--- begin ---

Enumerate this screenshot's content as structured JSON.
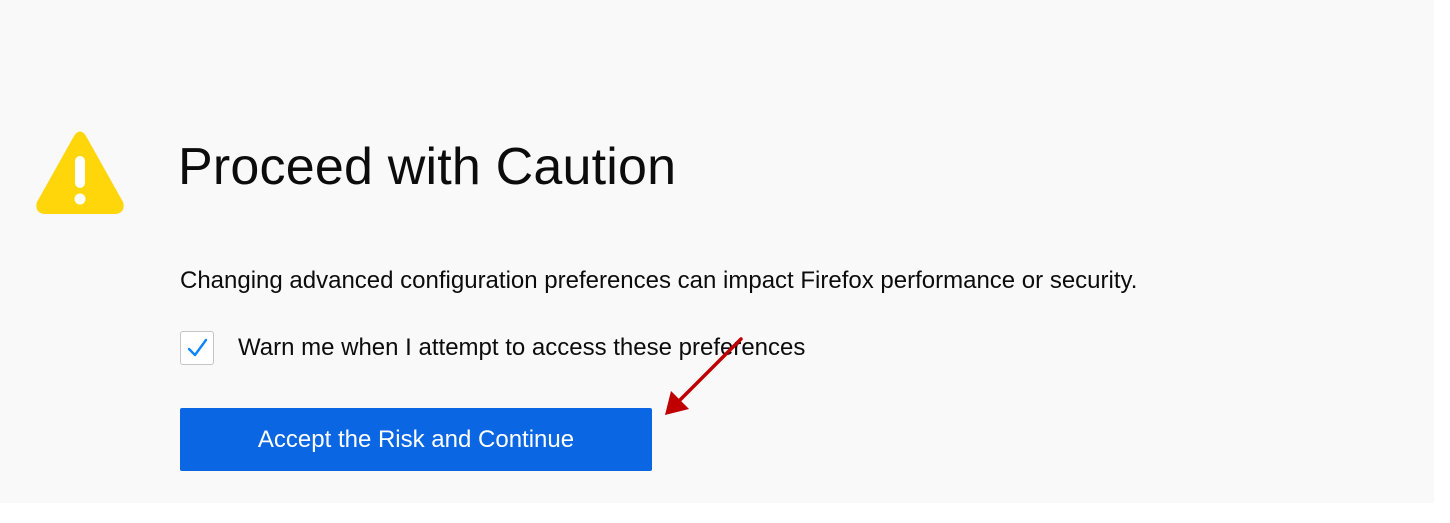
{
  "page": {
    "title": "Proceed with Caution",
    "description": "Changing advanced configuration preferences can impact Firefox performance or security.",
    "warning_icon": "warning-triangle-icon",
    "warn_checkbox": {
      "label": "Warn me when I attempt to access these preferences",
      "checked": true
    },
    "accept_button_label": "Accept the Risk and Continue"
  },
  "colors": {
    "background": "#f9f9fa",
    "warning_yellow": "#ffd60a",
    "button_blue": "#0a66e3",
    "checkmark_blue": "#0a84ff",
    "annotation_arrow": "#c00000"
  }
}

--- end ---

• **Task brief**
Repeat the data exactly in full, omitting its pictures.

• **Written response**
Enumerate this screenshot's content as structured JSON.
{
  "page": {
    "title": "Proceed with Caution",
    "description": "Changing advanced configuration preferences can impact Firefox performance or security.",
    "warning_icon": "warning-triangle-icon",
    "warn_checkbox": {
      "label": "Warn me when I attempt to access these preferences",
      "checked": true
    },
    "accept_button_label": "Accept the Risk and Continue"
  },
  "colors": {
    "background": "#f9f9fa",
    "warning_yellow": "#ffd60a",
    "button_blue": "#0a66e3",
    "checkmark_blue": "#0a84ff",
    "annotation_arrow": "#c00000"
  }
}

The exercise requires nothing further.